- [What you should do]: Filter these entries, keeping only lines that hold the word "Stráž".

───── Provided material ─────

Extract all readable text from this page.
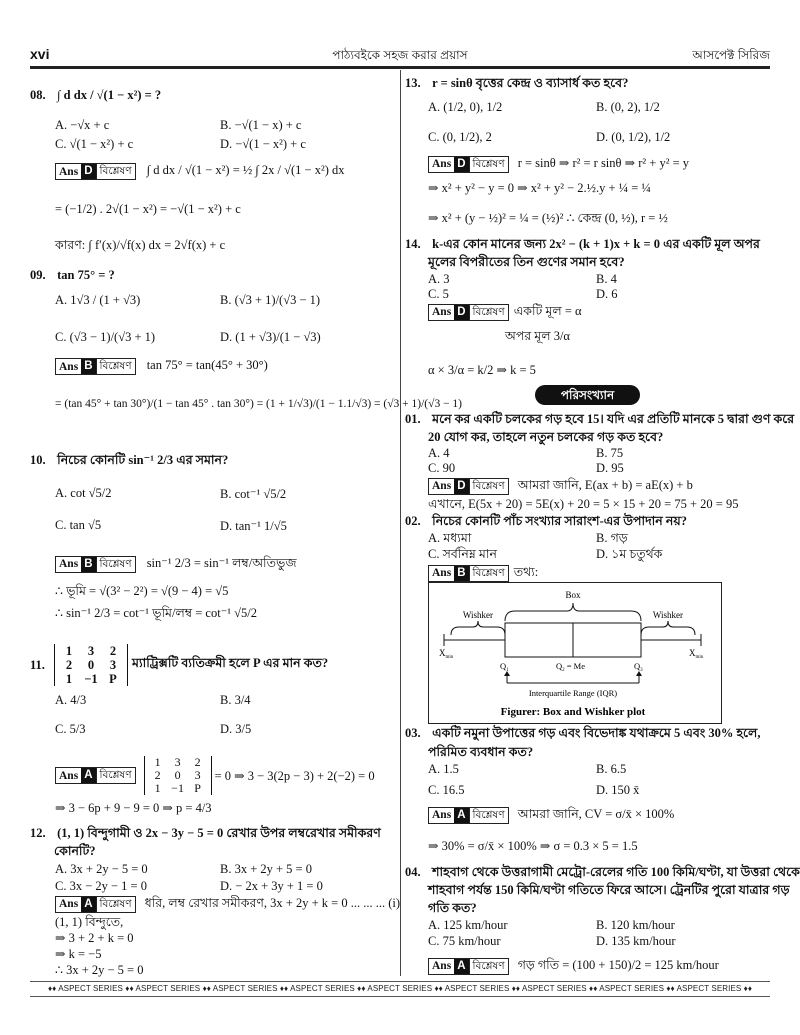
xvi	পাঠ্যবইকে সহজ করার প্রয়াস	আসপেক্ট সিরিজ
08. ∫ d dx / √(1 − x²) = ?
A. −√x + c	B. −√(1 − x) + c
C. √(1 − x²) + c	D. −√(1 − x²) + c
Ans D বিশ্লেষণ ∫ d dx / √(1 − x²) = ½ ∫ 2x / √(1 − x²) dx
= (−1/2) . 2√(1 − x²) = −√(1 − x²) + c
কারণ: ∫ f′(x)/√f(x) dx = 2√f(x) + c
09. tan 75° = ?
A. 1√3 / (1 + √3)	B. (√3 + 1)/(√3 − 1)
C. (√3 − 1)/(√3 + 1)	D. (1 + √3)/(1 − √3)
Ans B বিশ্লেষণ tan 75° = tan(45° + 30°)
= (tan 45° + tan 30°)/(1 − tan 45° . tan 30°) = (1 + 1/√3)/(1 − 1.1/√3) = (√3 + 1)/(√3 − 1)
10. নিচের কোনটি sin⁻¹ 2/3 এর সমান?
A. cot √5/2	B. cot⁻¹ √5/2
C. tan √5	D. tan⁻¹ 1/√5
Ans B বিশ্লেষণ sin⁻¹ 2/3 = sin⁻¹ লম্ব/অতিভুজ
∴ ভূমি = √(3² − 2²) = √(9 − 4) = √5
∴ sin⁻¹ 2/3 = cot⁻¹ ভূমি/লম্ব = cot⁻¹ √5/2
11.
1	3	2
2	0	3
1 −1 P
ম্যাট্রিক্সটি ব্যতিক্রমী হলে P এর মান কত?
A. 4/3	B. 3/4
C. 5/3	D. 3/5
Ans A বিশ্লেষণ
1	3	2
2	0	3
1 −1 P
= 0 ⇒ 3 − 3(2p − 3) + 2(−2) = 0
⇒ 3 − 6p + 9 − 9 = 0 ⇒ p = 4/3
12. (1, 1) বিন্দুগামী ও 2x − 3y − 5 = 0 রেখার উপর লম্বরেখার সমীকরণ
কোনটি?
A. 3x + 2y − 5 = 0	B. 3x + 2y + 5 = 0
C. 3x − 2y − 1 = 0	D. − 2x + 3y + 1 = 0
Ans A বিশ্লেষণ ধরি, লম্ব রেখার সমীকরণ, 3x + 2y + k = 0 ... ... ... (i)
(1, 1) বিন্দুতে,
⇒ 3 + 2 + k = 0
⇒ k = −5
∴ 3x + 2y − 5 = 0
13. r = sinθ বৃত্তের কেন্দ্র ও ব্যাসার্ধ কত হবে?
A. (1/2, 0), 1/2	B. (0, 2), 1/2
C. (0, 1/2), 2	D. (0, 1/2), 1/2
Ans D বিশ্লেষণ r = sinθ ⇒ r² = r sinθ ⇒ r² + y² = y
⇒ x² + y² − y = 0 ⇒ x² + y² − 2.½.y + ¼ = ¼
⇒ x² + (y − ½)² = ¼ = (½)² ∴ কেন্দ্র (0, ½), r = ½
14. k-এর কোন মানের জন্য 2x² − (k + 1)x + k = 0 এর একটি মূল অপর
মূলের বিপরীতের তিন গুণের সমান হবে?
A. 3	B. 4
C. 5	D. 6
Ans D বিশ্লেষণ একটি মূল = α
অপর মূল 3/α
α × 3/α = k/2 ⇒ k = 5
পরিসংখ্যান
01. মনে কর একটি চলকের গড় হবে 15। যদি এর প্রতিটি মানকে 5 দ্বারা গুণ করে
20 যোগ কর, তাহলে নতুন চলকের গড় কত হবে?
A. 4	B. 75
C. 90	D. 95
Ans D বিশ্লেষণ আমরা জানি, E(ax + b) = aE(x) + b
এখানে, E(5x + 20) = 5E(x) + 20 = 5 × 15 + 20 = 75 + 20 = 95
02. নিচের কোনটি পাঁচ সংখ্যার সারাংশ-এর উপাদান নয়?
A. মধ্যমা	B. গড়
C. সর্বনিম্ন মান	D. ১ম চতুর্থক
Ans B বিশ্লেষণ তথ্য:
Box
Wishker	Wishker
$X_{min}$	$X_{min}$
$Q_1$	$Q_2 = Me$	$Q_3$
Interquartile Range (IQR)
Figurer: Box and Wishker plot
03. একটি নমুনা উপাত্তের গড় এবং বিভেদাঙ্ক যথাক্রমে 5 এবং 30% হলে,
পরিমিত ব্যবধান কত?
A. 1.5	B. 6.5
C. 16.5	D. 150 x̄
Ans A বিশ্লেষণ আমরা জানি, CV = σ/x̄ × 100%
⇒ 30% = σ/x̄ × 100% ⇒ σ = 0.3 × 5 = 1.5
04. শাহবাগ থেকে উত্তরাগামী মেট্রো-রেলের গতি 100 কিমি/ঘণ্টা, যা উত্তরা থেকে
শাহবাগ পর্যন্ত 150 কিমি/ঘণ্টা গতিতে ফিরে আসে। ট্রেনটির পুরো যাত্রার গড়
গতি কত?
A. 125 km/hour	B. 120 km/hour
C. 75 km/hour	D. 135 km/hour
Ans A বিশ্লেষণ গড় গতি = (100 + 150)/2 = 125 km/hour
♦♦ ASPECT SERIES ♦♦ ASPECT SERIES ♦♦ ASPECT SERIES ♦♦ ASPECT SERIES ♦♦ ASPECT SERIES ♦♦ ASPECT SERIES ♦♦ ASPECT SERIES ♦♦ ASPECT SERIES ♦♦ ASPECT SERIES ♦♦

─────
───── Provided material ─────

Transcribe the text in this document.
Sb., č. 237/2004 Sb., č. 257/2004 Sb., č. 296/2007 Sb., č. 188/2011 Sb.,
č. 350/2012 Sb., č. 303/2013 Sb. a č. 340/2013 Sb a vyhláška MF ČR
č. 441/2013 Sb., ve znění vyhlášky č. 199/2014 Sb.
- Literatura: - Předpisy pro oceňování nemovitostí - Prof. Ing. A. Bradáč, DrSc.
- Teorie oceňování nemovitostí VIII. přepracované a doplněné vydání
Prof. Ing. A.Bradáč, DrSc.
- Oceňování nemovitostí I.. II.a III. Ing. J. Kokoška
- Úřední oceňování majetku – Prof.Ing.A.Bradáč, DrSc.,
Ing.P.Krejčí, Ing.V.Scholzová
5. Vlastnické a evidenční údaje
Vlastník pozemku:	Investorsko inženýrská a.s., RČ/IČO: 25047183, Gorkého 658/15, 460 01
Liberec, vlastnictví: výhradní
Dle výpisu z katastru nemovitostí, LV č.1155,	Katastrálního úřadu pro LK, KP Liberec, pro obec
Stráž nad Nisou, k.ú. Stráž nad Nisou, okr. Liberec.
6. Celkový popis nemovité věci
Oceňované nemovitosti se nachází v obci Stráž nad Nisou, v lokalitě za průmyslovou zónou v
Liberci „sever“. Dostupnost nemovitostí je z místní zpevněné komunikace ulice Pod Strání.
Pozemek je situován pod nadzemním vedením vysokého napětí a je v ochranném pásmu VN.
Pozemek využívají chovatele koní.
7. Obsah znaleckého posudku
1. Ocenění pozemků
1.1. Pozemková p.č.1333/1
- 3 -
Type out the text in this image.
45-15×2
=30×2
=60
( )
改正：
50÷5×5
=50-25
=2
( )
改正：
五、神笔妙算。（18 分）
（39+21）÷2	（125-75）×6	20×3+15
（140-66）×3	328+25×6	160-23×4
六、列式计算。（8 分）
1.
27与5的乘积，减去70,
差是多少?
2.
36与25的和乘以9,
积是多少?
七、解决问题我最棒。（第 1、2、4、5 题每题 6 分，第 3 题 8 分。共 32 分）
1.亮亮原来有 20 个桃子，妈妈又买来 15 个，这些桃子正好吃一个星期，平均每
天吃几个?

─────

- [Written answer]:
Stráž nad Nisou, k.ú. Stráž nad Nisou, okr. Liberec.
Oceňované nemovitosti se nachází v obci Stráž nad Nisou, v lokalitě za průmyslovou zónou v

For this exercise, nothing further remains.